Repeat every entry in the listing below, exactly.

(Structured figure records)
★ ★ ★

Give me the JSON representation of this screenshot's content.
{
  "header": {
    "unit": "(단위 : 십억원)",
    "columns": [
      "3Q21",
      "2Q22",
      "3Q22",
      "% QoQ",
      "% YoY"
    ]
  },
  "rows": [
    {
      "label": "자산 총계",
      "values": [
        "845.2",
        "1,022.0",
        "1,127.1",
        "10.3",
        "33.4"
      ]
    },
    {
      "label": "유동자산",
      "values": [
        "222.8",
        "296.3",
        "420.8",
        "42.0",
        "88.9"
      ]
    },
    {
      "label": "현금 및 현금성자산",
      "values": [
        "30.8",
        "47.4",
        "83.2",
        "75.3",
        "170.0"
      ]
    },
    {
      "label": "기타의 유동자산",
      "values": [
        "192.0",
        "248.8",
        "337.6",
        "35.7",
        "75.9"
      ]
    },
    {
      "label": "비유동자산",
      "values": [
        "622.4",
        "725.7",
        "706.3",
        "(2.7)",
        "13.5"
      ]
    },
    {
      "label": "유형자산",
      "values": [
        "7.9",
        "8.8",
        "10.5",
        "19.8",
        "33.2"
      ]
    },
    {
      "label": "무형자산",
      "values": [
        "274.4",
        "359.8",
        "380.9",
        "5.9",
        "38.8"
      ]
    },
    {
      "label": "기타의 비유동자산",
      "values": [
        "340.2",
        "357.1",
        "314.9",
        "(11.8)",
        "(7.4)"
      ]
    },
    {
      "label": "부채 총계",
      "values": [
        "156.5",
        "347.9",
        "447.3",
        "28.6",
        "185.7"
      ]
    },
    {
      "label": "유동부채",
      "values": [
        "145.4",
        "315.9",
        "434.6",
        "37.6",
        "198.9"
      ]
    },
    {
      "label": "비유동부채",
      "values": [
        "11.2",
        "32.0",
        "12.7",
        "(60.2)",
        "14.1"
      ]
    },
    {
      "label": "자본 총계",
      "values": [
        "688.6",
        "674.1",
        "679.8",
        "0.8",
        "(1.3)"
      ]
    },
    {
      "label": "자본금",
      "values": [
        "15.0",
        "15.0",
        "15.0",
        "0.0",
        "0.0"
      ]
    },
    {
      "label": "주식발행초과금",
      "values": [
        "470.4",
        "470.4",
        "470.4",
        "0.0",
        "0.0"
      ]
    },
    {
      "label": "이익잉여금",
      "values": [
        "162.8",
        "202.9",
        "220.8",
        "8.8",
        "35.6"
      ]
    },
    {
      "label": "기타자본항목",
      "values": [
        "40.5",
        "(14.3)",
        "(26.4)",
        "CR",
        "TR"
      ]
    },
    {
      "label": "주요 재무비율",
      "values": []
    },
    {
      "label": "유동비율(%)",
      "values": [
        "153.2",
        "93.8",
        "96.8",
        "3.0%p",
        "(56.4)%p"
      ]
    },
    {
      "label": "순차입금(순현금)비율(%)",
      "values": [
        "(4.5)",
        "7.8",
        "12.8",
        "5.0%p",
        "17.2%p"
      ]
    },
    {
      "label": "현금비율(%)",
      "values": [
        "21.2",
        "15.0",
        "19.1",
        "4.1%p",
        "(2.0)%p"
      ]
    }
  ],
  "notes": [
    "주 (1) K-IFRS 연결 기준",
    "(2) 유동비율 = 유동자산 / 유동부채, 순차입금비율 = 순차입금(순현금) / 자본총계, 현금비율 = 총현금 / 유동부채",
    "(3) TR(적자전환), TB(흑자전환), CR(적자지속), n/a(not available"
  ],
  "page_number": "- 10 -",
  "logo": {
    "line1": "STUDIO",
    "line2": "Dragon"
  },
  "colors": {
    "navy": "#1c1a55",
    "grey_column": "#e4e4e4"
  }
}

★ ★ ★

**Written answer:**
Give me the JSON representation of this screenshot's content.
{
  "header": {
    "unit": "(단위 : 십억원)",
    "columns": [
      "3Q21",
      "2Q22",
      "3Q22",
      "% QoQ",
      "% YoY"
    ]
  },
  "rows": [
    {
      "label": "자산 총계",
      "values": [
        "845.2",
        "1,022.0",
        "1,127.1",
        "10.3",
        "33.4"
      ]
    },
    {
      "label": "유동자산",
      "values": [
        "222.8",
        "296.3",
        "420.8",
        "42.0",
        "88.9"
      ]
    },
    {
      "label": "현금 및 현금성자산",
      "values": [
        "30.8",
        "47.4",
        "83.2",
        "75.3",
        "170.0"
      ]
    },
    {
      "label": "기타의 유동자산",
      "values": [
        "192.0",
        "248.8",
        "337.6",
        "35.7",
        "75.9"
      ]
    },
    {
      "label": "비유동자산",
      "values": [
        "622.4",
        "725.7",
        "706.3",
        "(2.7)",
        "13.5"
      ]
    },
    {
      "label": "유형자산",
      "values": [
        "7.9",
        "8.8",
        "10.5",
        "19.8",
        "33.2"
      ]
    },
    {
      "label": "무형자산",
      "values": [
        "274.4",
        "359.8",
        "380.9",
        "5.9",
        "38.8"
      ]
    },
    {
      "label": "기타의 비유동자산",
      "values": [
        "340.2",
        "357.1",
        "314.9",
        "(11.8)",
        "(7.4)"
      ]
    },
    {
      "label": "부채 총계",
      "values": [
        "156.5",
        "347.9",
        "447.3",
        "28.6",
        "185.7"
      ]
    },
    {
      "label": "유동부채",
      "values": [
        "145.4",
        "315.9",
        "434.6",
        "37.6",
        "198.9"
      ]
    },
    {
      "label": "비유동부채",
      "values": [
        "11.2",
        "32.0",
        "12.7",
        "(60.2)",
        "14.1"
      ]
    },
    {
      "label": "자본 총계",
      "values": [
        "688.6",
        "674.1",
        "679.8",
        "0.8",
        "(1.3)"
      ]
    },
    {
      "label": "자본금",
      "values": [
        "15.0",
        "15.0",
        "15.0",
        "0.0",
        "0.0"
      ]
    },
    {
      "label": "주식발행초과금",
      "values": [
        "470.4",
        "470.4",
        "470.4",
        "0.0",
        "0.0"
      ]
    },
    {
      "label": "이익잉여금",
      "values": [
        "162.8",
        "202.9",
        "220.8",
        "8.8",
        "35.6"
      ]
    },
    {
      "label": "기타자본항목",
      "values": [
        "40.5",
        "(14.3)",
        "(26.4)",
        "CR",
        "TR"
      ]
    },
    {
      "label": "주요 재무비율",
      "values": []
    },
    {
      "label": "유동비율(%)",
      "values": [
        "153.2",
        "93.8",
        "96.8",
        "3.0%p",
        "(56.4)%p"
      ]
    },
    {
      "label": "순차입금(순현금)비율(%)",
      "values": [
        "(4.5)",
        "7.8",
        "12.8",
        "5.0%p",
        "17.2%p"
      ]
    },
    {
      "label": "현금비율(%)",
      "values": [
        "21.2",
        "15.0",
        "19.1",
        "4.1%p",
        "(2.0)%p"
      ]
    }
  ],
  "notes": [
    "주 (1) K-IFRS 연결 기준",
    "(2) 유동비율 = 유동자산 / 유동부채, 순차입금비율 = 순차입금(순현금) / 자본총계, 현금비율 = 총현금 / 유동부채",
    "(3) TR(적자전환), TB(흑자전환), CR(적자지속), n/a(not available"
  ],
  "page_number": "- 10 -",
  "logo": {
    "line1": "STUDIO",
    "line2": "Dragon"
  },
  "colors": {
    "navy": "#1c1a55",
    "grey_column": "#e4e4e4"
  }
}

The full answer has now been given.